**EXERCISE MATERIAL:**
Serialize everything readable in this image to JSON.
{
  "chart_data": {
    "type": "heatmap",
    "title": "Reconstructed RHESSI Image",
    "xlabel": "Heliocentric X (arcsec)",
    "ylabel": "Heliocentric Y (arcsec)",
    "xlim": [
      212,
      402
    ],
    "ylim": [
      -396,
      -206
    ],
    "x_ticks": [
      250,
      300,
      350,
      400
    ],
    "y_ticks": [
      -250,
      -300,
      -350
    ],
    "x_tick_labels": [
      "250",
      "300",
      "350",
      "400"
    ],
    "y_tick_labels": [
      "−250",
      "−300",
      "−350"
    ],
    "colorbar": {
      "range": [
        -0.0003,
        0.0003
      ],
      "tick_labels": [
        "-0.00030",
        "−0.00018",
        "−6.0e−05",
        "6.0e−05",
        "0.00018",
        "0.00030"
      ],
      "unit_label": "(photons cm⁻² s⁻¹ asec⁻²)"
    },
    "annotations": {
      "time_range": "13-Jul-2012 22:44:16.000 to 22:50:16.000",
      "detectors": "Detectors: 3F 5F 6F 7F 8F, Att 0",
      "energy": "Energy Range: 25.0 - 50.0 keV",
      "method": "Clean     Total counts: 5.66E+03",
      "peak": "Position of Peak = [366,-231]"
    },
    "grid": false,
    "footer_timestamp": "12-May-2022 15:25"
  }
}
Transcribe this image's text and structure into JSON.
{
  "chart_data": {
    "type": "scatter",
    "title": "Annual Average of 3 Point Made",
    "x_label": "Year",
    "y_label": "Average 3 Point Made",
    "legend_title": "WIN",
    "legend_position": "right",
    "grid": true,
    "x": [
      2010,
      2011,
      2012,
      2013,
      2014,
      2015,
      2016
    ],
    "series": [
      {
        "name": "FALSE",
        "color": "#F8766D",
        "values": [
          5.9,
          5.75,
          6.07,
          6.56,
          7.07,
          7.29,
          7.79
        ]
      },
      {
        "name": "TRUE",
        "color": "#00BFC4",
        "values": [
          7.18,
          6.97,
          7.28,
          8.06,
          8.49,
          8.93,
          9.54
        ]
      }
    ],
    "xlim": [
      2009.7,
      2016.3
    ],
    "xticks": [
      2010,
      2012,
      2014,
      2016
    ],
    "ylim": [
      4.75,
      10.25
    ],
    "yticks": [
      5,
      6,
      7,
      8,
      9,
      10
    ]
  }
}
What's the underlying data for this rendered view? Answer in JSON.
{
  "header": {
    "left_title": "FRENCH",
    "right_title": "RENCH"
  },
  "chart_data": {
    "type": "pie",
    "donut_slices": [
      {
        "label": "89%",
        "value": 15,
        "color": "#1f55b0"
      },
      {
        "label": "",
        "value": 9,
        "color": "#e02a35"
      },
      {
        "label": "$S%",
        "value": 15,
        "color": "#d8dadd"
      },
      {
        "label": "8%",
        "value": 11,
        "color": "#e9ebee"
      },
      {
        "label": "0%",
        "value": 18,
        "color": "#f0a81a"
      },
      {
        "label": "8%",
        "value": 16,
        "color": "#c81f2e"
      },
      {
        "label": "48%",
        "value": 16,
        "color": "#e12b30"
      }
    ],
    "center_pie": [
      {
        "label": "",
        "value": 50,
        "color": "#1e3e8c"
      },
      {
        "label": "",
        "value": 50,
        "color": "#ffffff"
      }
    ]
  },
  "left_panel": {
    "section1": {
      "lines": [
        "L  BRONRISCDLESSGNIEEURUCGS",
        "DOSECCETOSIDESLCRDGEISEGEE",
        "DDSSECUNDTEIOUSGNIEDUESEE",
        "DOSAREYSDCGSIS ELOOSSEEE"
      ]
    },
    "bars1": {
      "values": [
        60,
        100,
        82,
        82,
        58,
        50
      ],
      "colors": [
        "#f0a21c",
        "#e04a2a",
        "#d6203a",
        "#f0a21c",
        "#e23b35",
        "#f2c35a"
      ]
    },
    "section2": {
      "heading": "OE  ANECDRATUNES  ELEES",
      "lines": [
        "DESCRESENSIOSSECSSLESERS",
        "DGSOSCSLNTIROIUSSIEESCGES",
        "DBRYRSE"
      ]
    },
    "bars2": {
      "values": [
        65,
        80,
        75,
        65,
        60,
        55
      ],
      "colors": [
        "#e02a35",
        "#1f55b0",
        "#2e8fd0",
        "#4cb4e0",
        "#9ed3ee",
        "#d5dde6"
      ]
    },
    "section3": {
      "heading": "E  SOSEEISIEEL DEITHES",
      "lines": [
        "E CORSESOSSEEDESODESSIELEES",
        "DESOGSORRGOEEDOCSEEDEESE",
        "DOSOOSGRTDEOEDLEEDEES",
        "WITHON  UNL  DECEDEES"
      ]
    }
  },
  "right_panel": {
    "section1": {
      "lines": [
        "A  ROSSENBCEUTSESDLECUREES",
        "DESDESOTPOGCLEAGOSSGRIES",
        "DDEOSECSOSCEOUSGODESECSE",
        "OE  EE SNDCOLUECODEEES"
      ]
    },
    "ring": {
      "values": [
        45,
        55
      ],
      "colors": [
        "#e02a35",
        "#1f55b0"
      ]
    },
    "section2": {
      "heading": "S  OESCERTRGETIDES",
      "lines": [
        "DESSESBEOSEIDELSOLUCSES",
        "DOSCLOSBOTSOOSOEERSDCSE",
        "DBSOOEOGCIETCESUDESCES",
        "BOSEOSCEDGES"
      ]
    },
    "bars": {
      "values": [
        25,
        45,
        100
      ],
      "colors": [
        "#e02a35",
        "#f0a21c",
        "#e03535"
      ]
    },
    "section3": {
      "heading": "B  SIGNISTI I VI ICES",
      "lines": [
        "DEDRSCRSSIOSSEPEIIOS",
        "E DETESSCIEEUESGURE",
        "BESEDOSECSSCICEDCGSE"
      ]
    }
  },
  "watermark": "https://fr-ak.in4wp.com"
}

**WHAT YOU ARE ASKED TO DO:** Copy every line that contains the string "Made".

**SOLVED EXERCISE:**
    "title": "Annual Average of 3 Point Made",
    "y_label": "Average 3 Point Made",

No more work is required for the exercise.